(DIRECTIONS)
Check each line of the records below and collect those holding "text".

** Begin RECORDS FOR THE TASK **

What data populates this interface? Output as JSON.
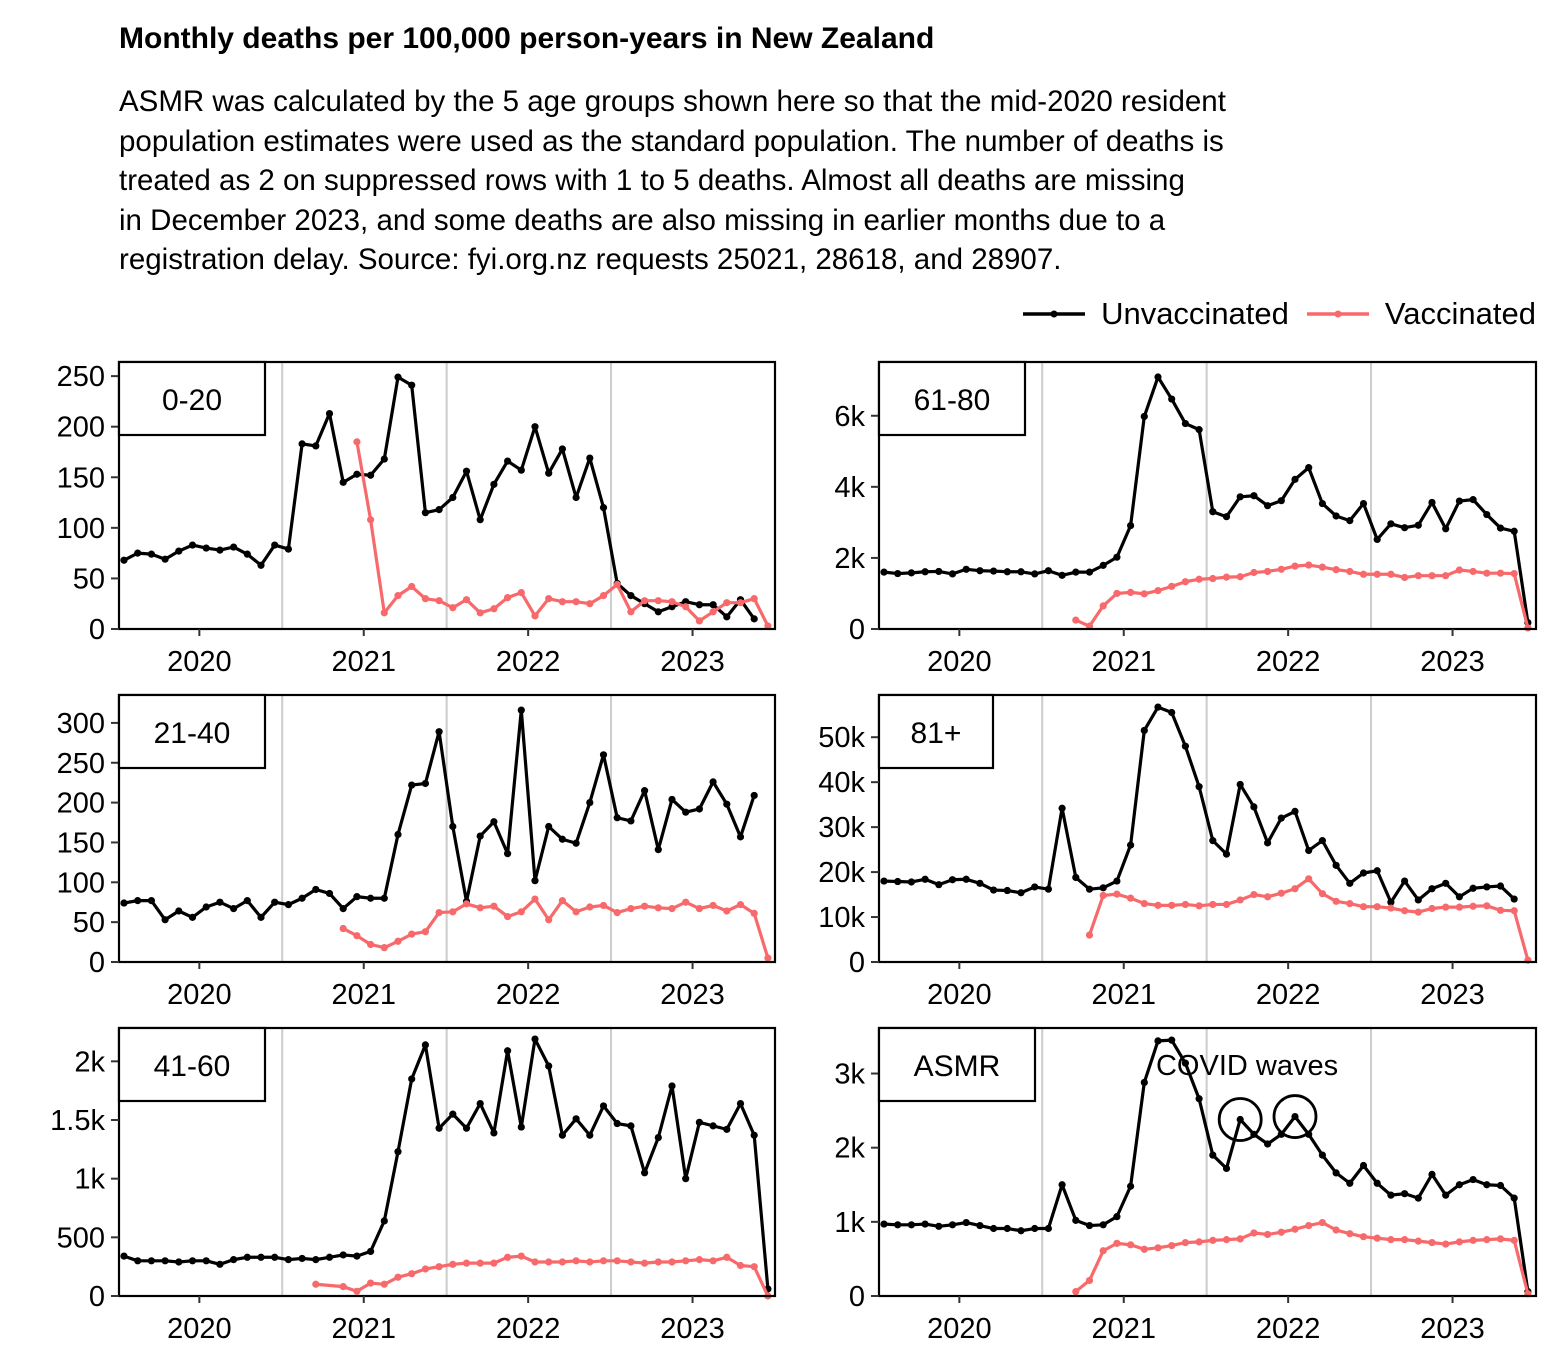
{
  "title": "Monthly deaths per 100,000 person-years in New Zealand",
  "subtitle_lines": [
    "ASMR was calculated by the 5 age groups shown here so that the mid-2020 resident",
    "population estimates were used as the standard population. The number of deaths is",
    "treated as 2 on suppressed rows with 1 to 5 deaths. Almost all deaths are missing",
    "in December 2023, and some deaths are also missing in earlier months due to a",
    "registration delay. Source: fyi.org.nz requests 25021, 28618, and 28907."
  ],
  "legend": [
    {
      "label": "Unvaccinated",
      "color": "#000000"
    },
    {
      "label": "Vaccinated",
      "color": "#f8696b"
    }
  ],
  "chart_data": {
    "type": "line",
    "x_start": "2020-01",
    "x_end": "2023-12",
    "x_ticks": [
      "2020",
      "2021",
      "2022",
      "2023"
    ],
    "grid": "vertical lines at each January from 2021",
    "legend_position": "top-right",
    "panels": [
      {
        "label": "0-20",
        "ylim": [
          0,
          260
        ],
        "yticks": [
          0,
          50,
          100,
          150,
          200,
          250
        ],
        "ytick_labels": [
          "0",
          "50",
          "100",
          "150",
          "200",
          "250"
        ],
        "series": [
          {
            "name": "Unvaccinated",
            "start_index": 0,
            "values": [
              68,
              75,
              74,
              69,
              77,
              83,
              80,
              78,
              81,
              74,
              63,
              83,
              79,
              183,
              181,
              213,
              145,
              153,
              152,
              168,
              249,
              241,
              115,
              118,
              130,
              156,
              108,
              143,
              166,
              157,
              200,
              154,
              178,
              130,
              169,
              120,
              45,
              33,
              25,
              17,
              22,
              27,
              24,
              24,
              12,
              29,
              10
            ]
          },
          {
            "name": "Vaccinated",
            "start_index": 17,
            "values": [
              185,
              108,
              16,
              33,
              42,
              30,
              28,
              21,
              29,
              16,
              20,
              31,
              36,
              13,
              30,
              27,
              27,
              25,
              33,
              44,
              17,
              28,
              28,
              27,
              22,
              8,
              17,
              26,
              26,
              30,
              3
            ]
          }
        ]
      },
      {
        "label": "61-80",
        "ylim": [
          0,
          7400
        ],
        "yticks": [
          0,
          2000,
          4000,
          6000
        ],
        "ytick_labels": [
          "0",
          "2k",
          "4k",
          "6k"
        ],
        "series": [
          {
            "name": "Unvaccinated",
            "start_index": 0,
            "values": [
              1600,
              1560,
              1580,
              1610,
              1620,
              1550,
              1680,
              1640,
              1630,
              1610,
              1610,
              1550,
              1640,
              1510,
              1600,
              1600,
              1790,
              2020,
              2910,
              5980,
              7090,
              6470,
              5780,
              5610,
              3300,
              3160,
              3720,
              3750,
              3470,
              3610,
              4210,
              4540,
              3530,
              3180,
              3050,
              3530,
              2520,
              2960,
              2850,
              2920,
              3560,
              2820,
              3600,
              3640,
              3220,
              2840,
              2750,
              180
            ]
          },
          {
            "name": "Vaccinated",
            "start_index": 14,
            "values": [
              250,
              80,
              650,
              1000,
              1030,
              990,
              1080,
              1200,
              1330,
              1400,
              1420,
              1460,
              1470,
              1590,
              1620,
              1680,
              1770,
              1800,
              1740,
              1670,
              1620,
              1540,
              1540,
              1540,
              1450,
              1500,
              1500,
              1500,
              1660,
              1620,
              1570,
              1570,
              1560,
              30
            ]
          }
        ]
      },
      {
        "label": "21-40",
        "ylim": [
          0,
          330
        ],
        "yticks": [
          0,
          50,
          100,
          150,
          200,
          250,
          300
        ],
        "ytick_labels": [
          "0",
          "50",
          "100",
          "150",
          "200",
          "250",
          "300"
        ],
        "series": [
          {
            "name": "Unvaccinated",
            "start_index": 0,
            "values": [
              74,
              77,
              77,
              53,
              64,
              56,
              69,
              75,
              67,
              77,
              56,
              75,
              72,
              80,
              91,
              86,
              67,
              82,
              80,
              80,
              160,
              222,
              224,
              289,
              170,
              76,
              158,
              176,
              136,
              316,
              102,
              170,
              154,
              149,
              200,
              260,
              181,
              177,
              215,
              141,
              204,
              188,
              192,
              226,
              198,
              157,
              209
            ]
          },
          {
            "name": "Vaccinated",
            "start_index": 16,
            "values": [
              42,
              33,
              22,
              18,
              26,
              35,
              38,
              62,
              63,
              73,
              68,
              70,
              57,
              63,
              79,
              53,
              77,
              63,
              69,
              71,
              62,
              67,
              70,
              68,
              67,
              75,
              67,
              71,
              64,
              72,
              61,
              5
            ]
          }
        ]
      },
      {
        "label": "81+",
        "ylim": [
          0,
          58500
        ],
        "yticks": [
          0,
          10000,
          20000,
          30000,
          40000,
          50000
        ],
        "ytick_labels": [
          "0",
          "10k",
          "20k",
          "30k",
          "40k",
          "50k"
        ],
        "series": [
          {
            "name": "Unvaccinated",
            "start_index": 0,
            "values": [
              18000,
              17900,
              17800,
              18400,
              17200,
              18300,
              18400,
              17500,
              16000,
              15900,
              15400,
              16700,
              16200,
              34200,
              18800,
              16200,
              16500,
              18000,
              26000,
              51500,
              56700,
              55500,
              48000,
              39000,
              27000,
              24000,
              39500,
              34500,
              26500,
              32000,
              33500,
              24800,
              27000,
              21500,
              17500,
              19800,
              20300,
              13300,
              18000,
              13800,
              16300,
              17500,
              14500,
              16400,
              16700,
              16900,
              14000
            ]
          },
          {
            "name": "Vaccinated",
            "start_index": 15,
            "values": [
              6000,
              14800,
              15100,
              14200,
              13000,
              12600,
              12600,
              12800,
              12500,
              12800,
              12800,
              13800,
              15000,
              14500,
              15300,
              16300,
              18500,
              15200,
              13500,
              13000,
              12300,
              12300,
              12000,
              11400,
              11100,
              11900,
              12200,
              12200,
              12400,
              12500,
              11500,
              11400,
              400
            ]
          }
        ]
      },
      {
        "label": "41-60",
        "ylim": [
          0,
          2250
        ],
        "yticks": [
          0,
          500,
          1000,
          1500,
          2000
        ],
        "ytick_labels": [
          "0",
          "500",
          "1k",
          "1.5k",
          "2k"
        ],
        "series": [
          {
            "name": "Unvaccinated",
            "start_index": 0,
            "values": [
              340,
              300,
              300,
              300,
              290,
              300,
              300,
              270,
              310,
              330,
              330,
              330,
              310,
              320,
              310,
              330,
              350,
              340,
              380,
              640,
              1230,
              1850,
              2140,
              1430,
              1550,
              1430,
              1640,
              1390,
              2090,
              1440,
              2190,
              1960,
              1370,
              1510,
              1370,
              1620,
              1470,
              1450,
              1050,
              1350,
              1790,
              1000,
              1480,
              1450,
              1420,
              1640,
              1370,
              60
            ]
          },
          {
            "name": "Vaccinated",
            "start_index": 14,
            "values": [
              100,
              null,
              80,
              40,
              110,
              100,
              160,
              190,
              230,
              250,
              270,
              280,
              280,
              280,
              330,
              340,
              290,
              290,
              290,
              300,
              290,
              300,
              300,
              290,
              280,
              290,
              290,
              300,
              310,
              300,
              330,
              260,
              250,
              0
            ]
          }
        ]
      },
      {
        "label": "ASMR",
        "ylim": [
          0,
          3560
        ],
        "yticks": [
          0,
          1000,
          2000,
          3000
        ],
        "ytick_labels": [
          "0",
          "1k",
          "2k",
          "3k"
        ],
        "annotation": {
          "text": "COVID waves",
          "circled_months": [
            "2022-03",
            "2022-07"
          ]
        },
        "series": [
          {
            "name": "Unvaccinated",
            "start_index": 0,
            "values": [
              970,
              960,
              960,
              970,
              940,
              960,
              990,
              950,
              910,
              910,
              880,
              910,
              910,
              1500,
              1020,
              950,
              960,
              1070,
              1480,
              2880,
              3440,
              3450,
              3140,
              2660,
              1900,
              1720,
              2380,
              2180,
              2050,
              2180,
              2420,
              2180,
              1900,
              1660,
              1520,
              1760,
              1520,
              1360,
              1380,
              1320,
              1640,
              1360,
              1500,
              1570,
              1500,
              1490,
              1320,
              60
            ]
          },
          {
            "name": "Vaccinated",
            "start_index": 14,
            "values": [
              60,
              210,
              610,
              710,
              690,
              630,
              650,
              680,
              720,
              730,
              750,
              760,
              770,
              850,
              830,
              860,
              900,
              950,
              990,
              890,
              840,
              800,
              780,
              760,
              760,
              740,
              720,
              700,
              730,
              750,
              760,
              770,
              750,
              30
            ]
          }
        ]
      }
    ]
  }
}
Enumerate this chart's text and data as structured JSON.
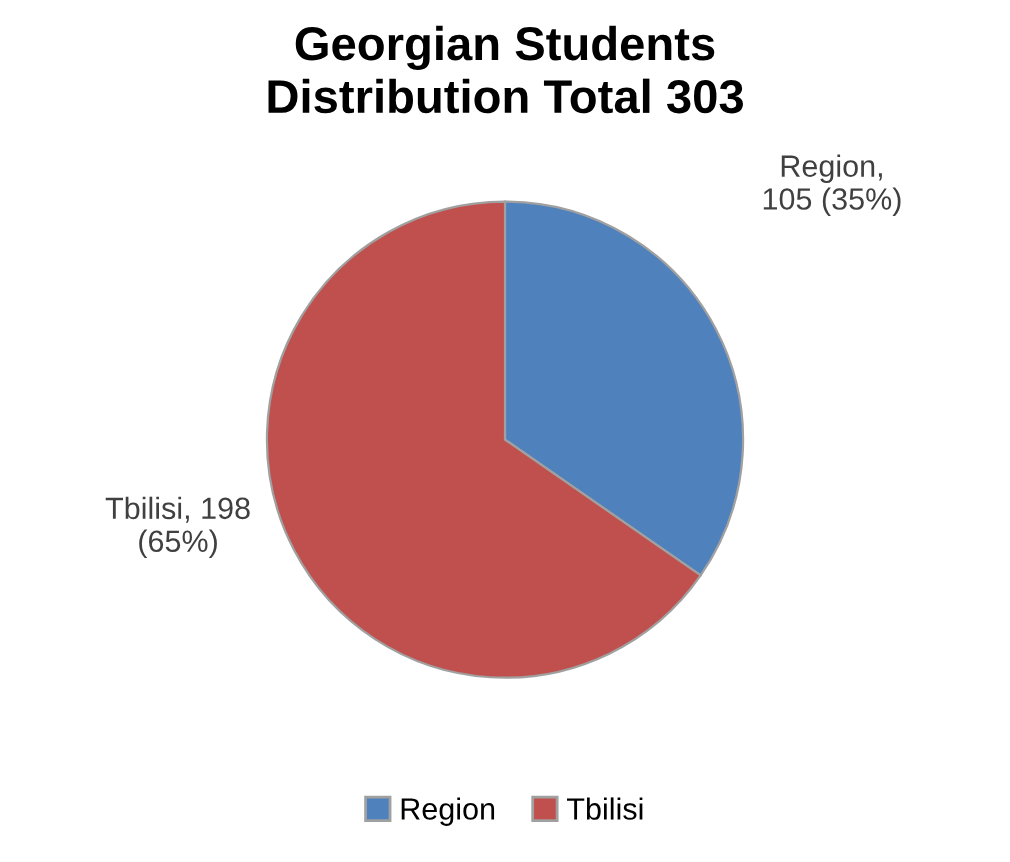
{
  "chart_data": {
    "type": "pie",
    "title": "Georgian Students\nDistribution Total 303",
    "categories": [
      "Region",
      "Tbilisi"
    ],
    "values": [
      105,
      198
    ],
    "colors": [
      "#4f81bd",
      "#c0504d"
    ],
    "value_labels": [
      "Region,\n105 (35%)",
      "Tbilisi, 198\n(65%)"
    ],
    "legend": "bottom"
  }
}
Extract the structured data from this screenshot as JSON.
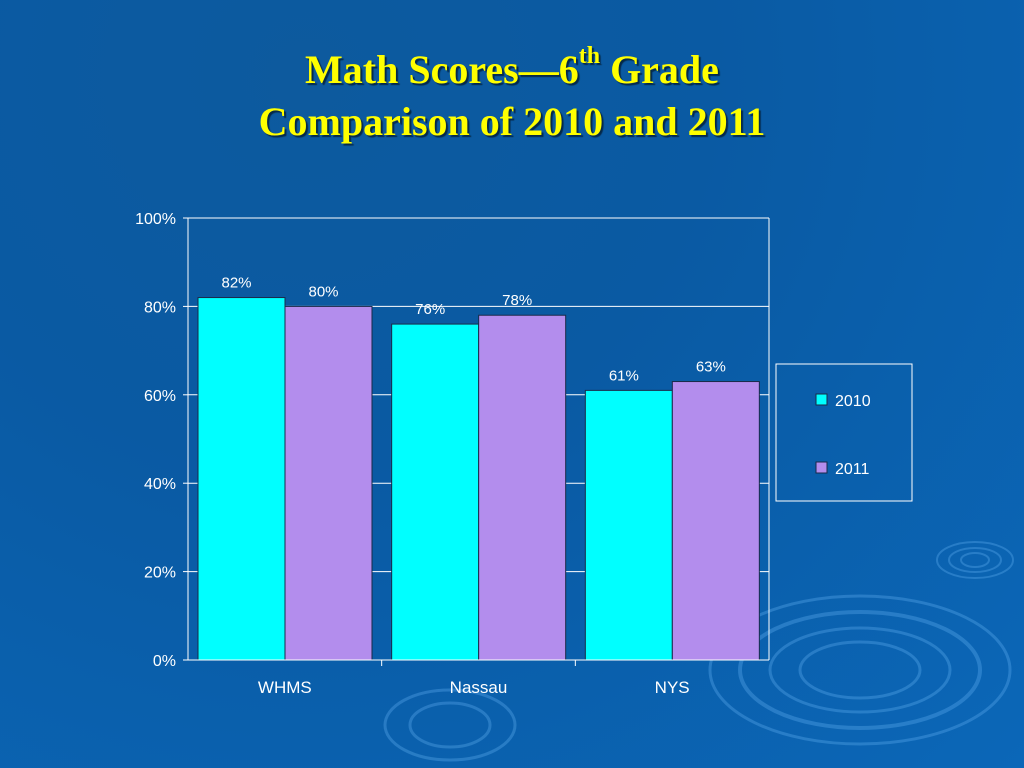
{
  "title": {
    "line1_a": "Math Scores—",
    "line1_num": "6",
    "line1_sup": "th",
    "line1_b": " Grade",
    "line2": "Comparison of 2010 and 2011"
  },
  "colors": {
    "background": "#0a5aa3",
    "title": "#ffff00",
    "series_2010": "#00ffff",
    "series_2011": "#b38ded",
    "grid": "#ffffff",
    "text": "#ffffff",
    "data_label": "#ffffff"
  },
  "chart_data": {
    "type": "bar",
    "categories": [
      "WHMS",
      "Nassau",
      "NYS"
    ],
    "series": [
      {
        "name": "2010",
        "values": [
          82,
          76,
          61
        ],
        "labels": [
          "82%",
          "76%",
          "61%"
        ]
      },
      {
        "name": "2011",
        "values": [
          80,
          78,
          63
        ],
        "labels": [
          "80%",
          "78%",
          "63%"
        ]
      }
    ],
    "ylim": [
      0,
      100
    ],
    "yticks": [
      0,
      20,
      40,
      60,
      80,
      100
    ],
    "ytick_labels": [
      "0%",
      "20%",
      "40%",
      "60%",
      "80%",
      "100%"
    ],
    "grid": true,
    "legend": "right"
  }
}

** End RECORDS FOR THE TASK **

(SOLUTION)
          "text": "COVID waves",
Enumerate this chart's text and data as structured JSON.
    "text": "#ffffff",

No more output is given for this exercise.